The records below need retyping in full; give them again exactly.

------------------------

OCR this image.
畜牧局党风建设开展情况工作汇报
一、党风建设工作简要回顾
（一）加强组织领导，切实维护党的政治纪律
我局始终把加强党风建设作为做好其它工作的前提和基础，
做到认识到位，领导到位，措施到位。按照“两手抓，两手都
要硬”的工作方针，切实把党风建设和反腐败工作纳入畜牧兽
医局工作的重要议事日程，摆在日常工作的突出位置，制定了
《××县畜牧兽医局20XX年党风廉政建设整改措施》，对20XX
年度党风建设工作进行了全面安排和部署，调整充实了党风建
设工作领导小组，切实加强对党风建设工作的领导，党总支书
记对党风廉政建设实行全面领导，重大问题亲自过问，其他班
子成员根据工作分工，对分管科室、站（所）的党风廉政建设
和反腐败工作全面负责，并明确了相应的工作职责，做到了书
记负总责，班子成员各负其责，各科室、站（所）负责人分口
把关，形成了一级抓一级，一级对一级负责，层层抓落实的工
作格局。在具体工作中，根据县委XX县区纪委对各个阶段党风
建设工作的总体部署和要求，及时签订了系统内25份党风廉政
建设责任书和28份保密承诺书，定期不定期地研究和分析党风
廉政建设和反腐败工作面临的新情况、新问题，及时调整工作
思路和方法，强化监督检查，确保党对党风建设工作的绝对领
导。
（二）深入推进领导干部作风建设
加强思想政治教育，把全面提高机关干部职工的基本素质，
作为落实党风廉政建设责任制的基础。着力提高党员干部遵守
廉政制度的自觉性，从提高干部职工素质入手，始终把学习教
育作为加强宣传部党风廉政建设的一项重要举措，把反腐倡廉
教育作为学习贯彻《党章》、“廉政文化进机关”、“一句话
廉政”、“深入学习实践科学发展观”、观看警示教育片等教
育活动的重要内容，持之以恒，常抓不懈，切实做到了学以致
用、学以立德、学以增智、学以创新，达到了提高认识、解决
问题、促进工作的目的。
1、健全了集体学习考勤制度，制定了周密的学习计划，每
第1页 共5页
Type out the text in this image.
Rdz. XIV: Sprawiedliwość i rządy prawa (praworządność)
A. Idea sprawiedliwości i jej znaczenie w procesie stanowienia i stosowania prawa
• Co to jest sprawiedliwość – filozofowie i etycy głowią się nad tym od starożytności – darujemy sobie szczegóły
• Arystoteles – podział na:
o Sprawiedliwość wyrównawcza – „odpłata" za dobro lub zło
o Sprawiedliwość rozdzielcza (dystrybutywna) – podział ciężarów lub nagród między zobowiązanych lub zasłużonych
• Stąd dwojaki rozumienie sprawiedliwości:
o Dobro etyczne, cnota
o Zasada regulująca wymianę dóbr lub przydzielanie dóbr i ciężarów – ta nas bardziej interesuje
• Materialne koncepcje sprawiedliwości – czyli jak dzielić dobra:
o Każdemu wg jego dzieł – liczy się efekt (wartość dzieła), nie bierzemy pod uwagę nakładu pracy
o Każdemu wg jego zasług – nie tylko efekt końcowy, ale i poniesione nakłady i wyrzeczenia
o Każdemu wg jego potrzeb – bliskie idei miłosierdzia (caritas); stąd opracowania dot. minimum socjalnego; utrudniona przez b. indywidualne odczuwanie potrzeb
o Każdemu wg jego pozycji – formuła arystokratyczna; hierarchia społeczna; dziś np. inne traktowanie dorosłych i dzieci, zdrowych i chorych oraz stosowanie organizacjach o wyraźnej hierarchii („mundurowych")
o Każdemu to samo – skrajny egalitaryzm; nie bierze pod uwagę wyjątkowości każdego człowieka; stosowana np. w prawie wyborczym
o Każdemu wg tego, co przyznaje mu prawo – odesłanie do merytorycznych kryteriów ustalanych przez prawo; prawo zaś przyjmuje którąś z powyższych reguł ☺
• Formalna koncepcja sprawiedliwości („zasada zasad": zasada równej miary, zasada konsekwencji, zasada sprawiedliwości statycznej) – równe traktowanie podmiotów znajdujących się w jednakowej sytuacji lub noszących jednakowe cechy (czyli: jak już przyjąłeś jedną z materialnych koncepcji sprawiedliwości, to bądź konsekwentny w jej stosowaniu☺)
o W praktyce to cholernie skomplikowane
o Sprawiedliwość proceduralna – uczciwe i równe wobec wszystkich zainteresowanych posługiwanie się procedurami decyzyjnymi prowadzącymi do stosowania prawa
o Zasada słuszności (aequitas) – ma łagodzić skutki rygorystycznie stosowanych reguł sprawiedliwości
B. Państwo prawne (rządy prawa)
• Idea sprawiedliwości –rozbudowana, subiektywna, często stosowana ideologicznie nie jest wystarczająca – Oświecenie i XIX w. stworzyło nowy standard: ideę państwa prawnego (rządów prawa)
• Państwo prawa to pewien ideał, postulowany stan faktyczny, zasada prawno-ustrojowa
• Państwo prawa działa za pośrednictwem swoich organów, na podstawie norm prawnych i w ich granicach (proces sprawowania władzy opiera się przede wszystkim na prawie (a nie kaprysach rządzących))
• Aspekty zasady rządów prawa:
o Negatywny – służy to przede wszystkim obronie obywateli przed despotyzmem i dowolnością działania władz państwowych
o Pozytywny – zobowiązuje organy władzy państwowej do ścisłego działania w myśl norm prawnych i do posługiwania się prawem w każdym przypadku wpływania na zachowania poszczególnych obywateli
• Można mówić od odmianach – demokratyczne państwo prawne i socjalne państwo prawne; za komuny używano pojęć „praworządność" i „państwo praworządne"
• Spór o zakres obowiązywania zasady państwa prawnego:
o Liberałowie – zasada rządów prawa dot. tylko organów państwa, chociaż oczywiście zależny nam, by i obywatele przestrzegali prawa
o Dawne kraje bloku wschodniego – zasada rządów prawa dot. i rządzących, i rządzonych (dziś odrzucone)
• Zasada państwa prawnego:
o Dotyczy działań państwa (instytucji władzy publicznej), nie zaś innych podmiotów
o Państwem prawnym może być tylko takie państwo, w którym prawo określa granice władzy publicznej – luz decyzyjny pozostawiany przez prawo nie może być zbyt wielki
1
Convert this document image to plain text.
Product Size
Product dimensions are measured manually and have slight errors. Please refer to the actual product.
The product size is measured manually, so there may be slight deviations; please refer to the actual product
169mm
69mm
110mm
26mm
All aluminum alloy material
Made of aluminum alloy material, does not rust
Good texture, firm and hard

------------------------

THE SOLUTION ::
OCR this image.
畜牧局党风建设开展情况工作汇报
一、党风建设工作简要回顾
（一）加强组织领导，切实维护党的政治纪律
我局始终把加强党风建设作为做好其它工作的前提和基础，
做到认识到位，领导到位，措施到位。按照“两手抓，两手都
要硬”的工作方针，切实把党风建设和反腐败工作纳入畜牧兽
医局工作的重要议事日程，摆在日常工作的突出位置，制定了
《××县畜牧兽医局20XX年党风廉政建设整改措施》，对20XX
年度党风建设工作进行了全面安排和部署，调整充实了党风建
设工作领导小组，切实加强对党风建设工作的领导，党总支书
记对党风廉政建设实行全面领导，重大问题亲自过问，其他班
子成员根据工作分工，对分管科室、站（所）的党风廉政建设
和反腐败工作全面负责，并明确了相应的工作职责，做到了书
记负总责，班子成员各负其责，各科室、站（所）负责人分口
把关，形成了一级抓一级，一级对一级负责，层层抓落实的工
作格局。在具体工作中，根据县委XX县区纪委对各个阶段党风
建设工作的总体部署和要求，及时签订了系统内25份党风廉政
建设责任书和28份保密承诺书，定期不定期地研究和分析党风
廉政建设和反腐败工作面临的新情况、新问题，及时调整工作
思路和方法，强化监督检查，确保党对党风建设工作的绝对领
导。
（二）深入推进领导干部作风建设
加强思想政治教育，把全面提高机关干部职工的基本素质，
作为落实党风廉政建设责任制的基础。着力提高党员干部遵守
廉政制度的自觉性，从提高干部职工素质入手，始终把学习教
育作为加强宣传部党风廉政建设的一项重要举措，把反腐倡廉
教育作为学习贯彻《党章》、“廉政文化进机关”、“一句话
廉政”、“深入学习实践科学发展观”、观看警示教育片等教
育活动的重要内容，持之以恒，常抓不懈，切实做到了学以致
用、学以立德、学以增智、学以创新，达到了提高认识、解决
问题、促进工作的目的。
1、健全了集体学习考勤制度，制定了周密的学习计划，每
第1页 共5页
Type out the text in this image.
Rdz. XIV: Sprawiedliwość i rządy prawa (praworządność)
A. Idea sprawiedliwości i jej znaczenie w procesie stanowienia i stosowania prawa
• Co to jest sprawiedliwość – filozofowie i etycy głowią się nad tym od starożytności – darujemy sobie szczegóły
• Arystoteles – podział na:
o Sprawiedliwość wyrównawcza – „odpłata" za dobro lub zło
o Sprawiedliwość rozdzielcza (dystrybutywna) – podział ciężarów lub nagród między zobowiązanych lub zasłużonych
• Stąd dwojaki rozumienie sprawiedliwości:
o Dobro etyczne, cnota
o Zasada regulująca wymianę dóbr lub przydzielanie dóbr i ciężarów – ta nas bardziej interesuje
• Materialne koncepcje sprawiedliwości – czyli jak dzielić dobra:
o Każdemu wg jego dzieł – liczy się efekt (wartość dzieła), nie bierzemy pod uwagę nakładu pracy
o Każdemu wg jego zasług – nie tylko efekt końcowy, ale i poniesione nakłady i wyrzeczenia
o Każdemu wg jego potrzeb – bliskie idei miłosierdzia (caritas); stąd opracowania dot. minimum socjalnego; utrudniona przez b. indywidualne odczuwanie potrzeb
o Każdemu wg jego pozycji – formuła arystokratyczna; hierarchia społeczna; dziś np. inne traktowanie dorosłych i dzieci, zdrowych i chorych oraz stosowanie organizacjach o wyraźnej hierarchii („mundurowych")
o Każdemu to samo – skrajny egalitaryzm; nie bierze pod uwagę wyjątkowości każdego człowieka; stosowana np. w prawie wyborczym
o Każdemu wg tego, co przyznaje mu prawo – odesłanie do merytorycznych kryteriów ustalanych przez prawo; prawo zaś przyjmuje którąś z powyższych reguł ☺
• Formalna koncepcja sprawiedliwości („zasada zasad": zasada równej miary, zasada konsekwencji, zasada sprawiedliwości statycznej) – równe traktowanie podmiotów znajdujących się w jednakowej sytuacji lub noszących jednakowe cechy (czyli: jak już przyjąłeś jedną z materialnych koncepcji sprawiedliwości, to bądź konsekwentny w jej stosowaniu☺)
o W praktyce to cholernie skomplikowane
o Sprawiedliwość proceduralna – uczciwe i równe wobec wszystkich zainteresowanych posługiwanie się procedurami decyzyjnymi prowadzącymi do stosowania prawa
o Zasada słuszności (aequitas) – ma łagodzić skutki rygorystycznie stosowanych reguł sprawiedliwości
B. Państwo prawne (rządy prawa)
• Idea sprawiedliwości –rozbudowana, subiektywna, często stosowana ideologicznie nie jest wystarczająca – Oświecenie i XIX w. stworzyło nowy standard: ideę państwa prawnego (rządów prawa)
• Państwo prawa to pewien ideał, postulowany stan faktyczny, zasada prawno-ustrojowa
• Państwo prawa działa za pośrednictwem swoich organów, na podstawie norm prawnych i w ich granicach (proces sprawowania władzy opiera się przede wszystkim na prawie (a nie kaprysach rządzących))
• Aspekty zasady rządów prawa:
o Negatywny – służy to przede wszystkim obronie obywateli przed despotyzmem i dowolnością działania władz państwowych
o Pozytywny – zobowiązuje organy władzy państwowej do ścisłego działania w myśl norm prawnych i do posługiwania się prawem w każdym przypadku wpływania na zachowania poszczególnych obywateli
• Można mówić od odmianach – demokratyczne państwo prawne i socjalne państwo prawne; za komuny używano pojęć „praworządność" i „państwo praworządne"
• Spór o zakres obowiązywania zasady państwa prawnego:
o Liberałowie – zasada rządów prawa dot. tylko organów państwa, chociaż oczywiście zależny nam, by i obywatele przestrzegali prawa
o Dawne kraje bloku wschodniego – zasada rządów prawa dot. i rządzących, i rządzonych (dziś odrzucone)
• Zasada państwa prawnego:
o Dotyczy działań państwa (instytucji władzy publicznej), nie zaś innych podmiotów
o Państwem prawnym może być tylko takie państwo, w którym prawo określa granice władzy publicznej – luz decyzyjny pozostawiany przez prawo nie może być zbyt wielki
1
Convert this document image to plain text.
Product Size
Product dimensions are measured manually and have slight errors. Please refer to the actual product.
The product size is measured manually, so there may be slight deviations; please refer to the actual product
169mm
69mm
110mm
26mm
All aluminum alloy material
Made of aluminum alloy material, does not rust
Good texture, firm and hard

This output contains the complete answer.